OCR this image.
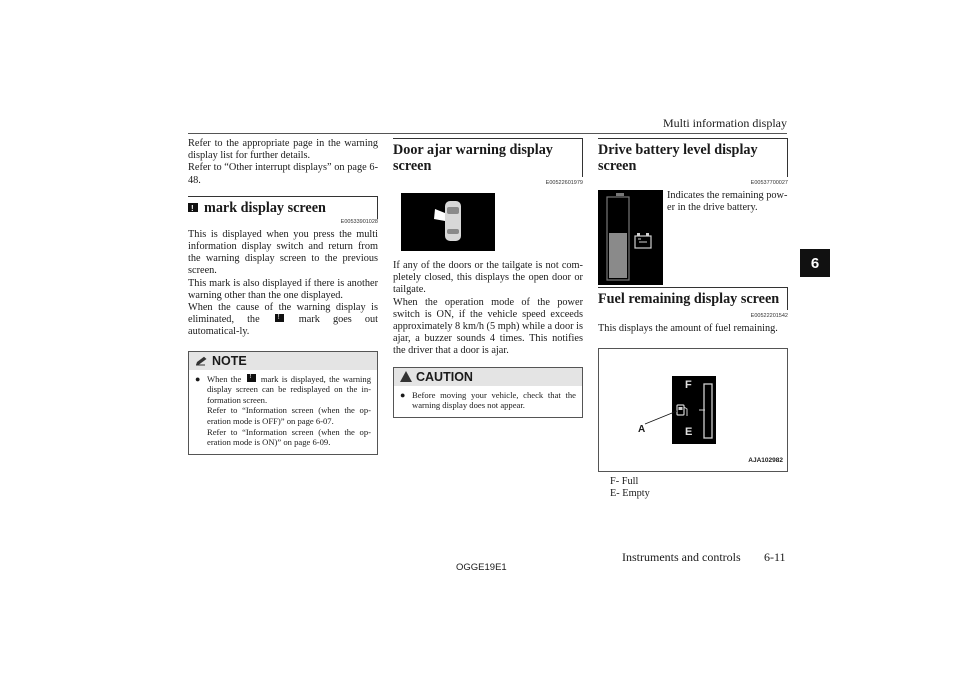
Multi information display
6

Refer to the appropriate page in the warning display list for further details.

Refer to “Other interrupt displays” on page 6-48.

!mark display screen
E00533901028

This is displayed when you press the multi information display switch and return from the warning display screen to the previous screen.

This mark is also displayed if there is another warning other than the one displayed.

When the cause of the warning display is eliminated, the !	mark goes out automatical-ly.

NOTE
● When the ! mark is displayed, the warning display screen can be redisplayed on the in-formation screen.
Refer to “Information screen (when the op-eration mode is OFF)” on page 6-07.
Refer to “Information screen (when the op-eration mode is ON)” on page 6-09.
Door ajar warning display screen
E00522601979

If any of the doors or the tailgate is not com-pletely closed, this displays the open door or tailgate.

When the operation mode of the power switch is ON, if the vehicle speed exceeds approximately 8 km/h (5 mph) while a door is ajar, a buzzer sounds 4 times. This notifies the driver that a door is ajar.

CAUTION
● Before moving your vehicle, check that the warning display does not appear.
Drive battery level display screen
E00537700027

Indicates the remaining pow-er in the drive battery.

Fuel remaining display screen
E00522201542

This displays the amount of fuel remaining.

F
E
A
AJA102982
F- Full
E- Empty
OGGE19E1
Instruments and controls 6-11
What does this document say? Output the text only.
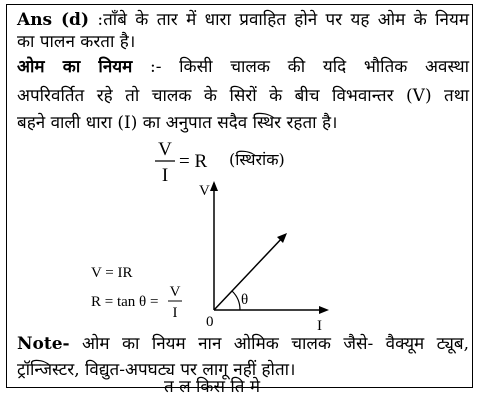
Ans (d) :ताँबे के तार में धारा प्रवाहित होने पर यह ओम के नियम
का पालन करता है।
ओम का नियम :- किसी चालक की यदि भौतिक अवस्था
अपरिवर्तित रहे तो चालक के सिरों के बीच विभवान्तर (V) तथा
बहने वाली धारा (I) का अनुपात सदैव स्थिर रहता है।
V
I
= R (स्थिरांक)
V
I
0
θ
V = IR
R = tan θ =
V
I
Note- ओम का नियम नान ओमिक चालक जैसे- वैक्यूम ट्यूब,
ट्रॉन्जिस्टर, विद्युत-अपघट्य पर लागू नहीं होता।
त ल किस ति मे
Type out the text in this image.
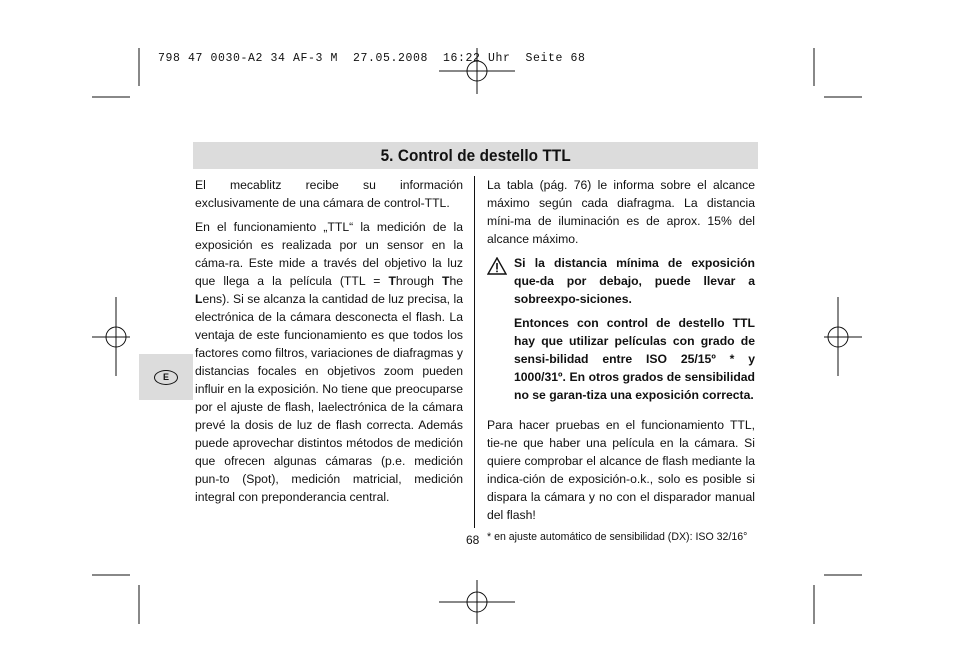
798 47 0030-A2 34 AF-3 M  27.05.2008  16:22 Uhr  Seite 68
5. Control de destello TTL
E

El mecablitz recibe su información exclusivamente de una cámara de control-TTL.

En el funcionamiento „TTL“ la medición de la exposición es realizada por un sensor en la cáma-ra. Este mide a través del objetivo la luz que llega a la película (TTL = Through The Lens). Si se alcanza la cantidad de luz precisa, la electrónica de la cámara desconecta el flash. La ventaja de este funcionamiento es que todos los factores como filtros, variaciones de diafragmas y distancias focales en objetivos zoom pueden influir en la exposición. No tiene que preocuparse por el ajuste de flash, laelectrónica de la cámara prevé la dosis de luz de flash correcta. Además puede aprovechar distintos métodos de medición que ofrecen algunas cámaras (p.e. medición pun-to (Spot), medición matricial, medición integral con preponderancia central.

La tabla (pág. 76) le informa sobre el alcance máximo según cada diafragma. La distancia míni-ma de iluminación es de aprox. 15% del alcance máximo.

Si la distancia mínima de exposición que-da por debajo, puede llevar a sobreexpo-siciones.

Entonces con control de destello TTL hay que utilizar películas con grado de sensi-bilidad entre ISO 25/15º * y 1000/31º. En otros grados de sensibilidad no se garan-tiza una exposición correcta.

Para hacer pruebas en el funcionamiento TTL, tie-ne que haber una película en la cámara. Si quiere comprobar el alcance de flash mediante la indica-ción de exposición-o.k., solo es posible si dispara la cámara y no con el disparador manual del flash!

* en ajuste automático de sensibilidad (DX): ISO 32/16°
68
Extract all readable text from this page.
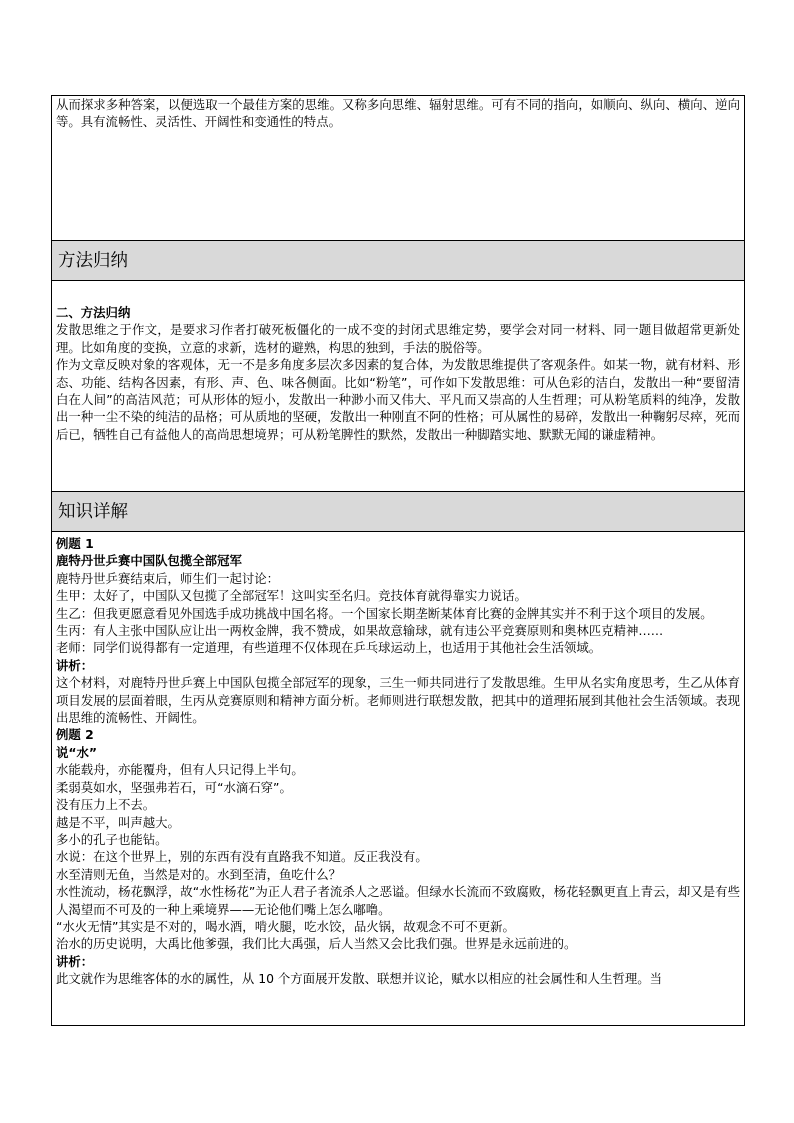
从而探求多种答案，以便选取一个最佳方案的思维。又称多向思维、辐射思维。可有不同的指向，如顺向、纵向、横向、逆向等。具有流畅性、灵活性、开阔性和变通性的特点。

方法归纳

二、方法归纳

发散思维之于作文，是要求习作者打破死板僵化的一成不变的封闭式思维定势，要学会对同一材料、同一题目做超常更新处理。比如角度的变换，立意的求新，选材的避熟，构思的独到，手法的脱俗等。

作为文章反映对象的客观体，无一不是多角度多层次多因素的复合体，为发散思维提供了客观条件。如某一物，就有材料、形态、功能、结构各因素，有形、声、色、味各侧面。比如“粉笔”，可作如下发散思维：可从色彩的洁白，发散出一种“要留清白在人间”的高洁风范；可从形体的短小，发散出一种渺小而又伟大、平凡而又崇高的人生哲理；可从粉笔质料的纯净，发散出一种一尘不染的纯洁的品格；可从质地的坚硬，发散出一种刚直不阿的性格；可从属性的易碎，发散出一种鞠躬尽瘁，死而后已，牺牲自己有益他人的高尚思想境界；可从粉笔脾性的默然，发散出一种脚踏实地、默默无闻的谦虚精神。

知识详解

例题 1

鹿特丹世乒赛中国队包揽全部冠军

鹿特丹世乒赛结束后，师生们一起讨论：

生甲：太好了，中国队又包揽了全部冠军！这叫实至名归。竞技体育就得靠实力说话。

生乙：但我更愿意看见外国选手成功挑战中国名将。一个国家长期垄断某体育比赛的金牌其实并不利于这个项目的发展。

生丙：有人主张中国队应让出一两枚金牌，我不赞成，如果故意输球，就有违公平竞赛原则和奥林匹克精神……

老师：同学们说得都有一定道理，有些道理不仅体现在乒乓球运动上，也适用于其他社会生活领域。

讲析：

这个材料，对鹿特丹世乒赛上中国队包揽全部冠军的现象，三生一师共同进行了发散思维。生甲从名实角度思考，生乙从体育项目发展的层面着眼，生丙从竞赛原则和精神方面分析。老师则进行联想发散，把其中的道理拓展到其他社会生活领域。表现出思维的流畅性、开阔性。

例题 2

说“水”

水能载舟，亦能覆舟，但有人只记得上半句。

柔弱莫如水，坚强弗若石，可“水滴石穿”。

没有压力上不去。

越是不平，叫声越大。

多小的孔子也能钻。

水说：在这个世界上，别的东西有没有直路我不知道。反正我没有。

水至清则无鱼，当然是对的。水到至清，鱼吃什么？

水性流动，杨花飘浮，故“水性杨花”为正人君子者流杀人之恶谥。但绿水长流而不致腐败，杨花轻飘更直上青云，却又是有些人渴望而不可及的一种上乘境界——无论他们嘴上怎么嘟噜。

“水火无情”其实是不对的，喝水酒，啃火腿，吃水饺，品火锅，故观念不可不更新。

治水的历史说明，大禹比他爹强，我们比大禹强，后人当然又会比我们强。世界是永远前进的。

讲析：

此文就作为思维客体的水的属性，从 10 个方面展开发散、联想并议论，赋水以相应的社会属性和人生哲理。当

◇ ◇ ◇ ◇ ◇ ◇ ◇

# Given task:
In the listing, find all lines with the string "does" and copy them.

# Solved problem:
● Before moving your vehicle, check that the warning display does not appear.
What does this document say? Output the text only.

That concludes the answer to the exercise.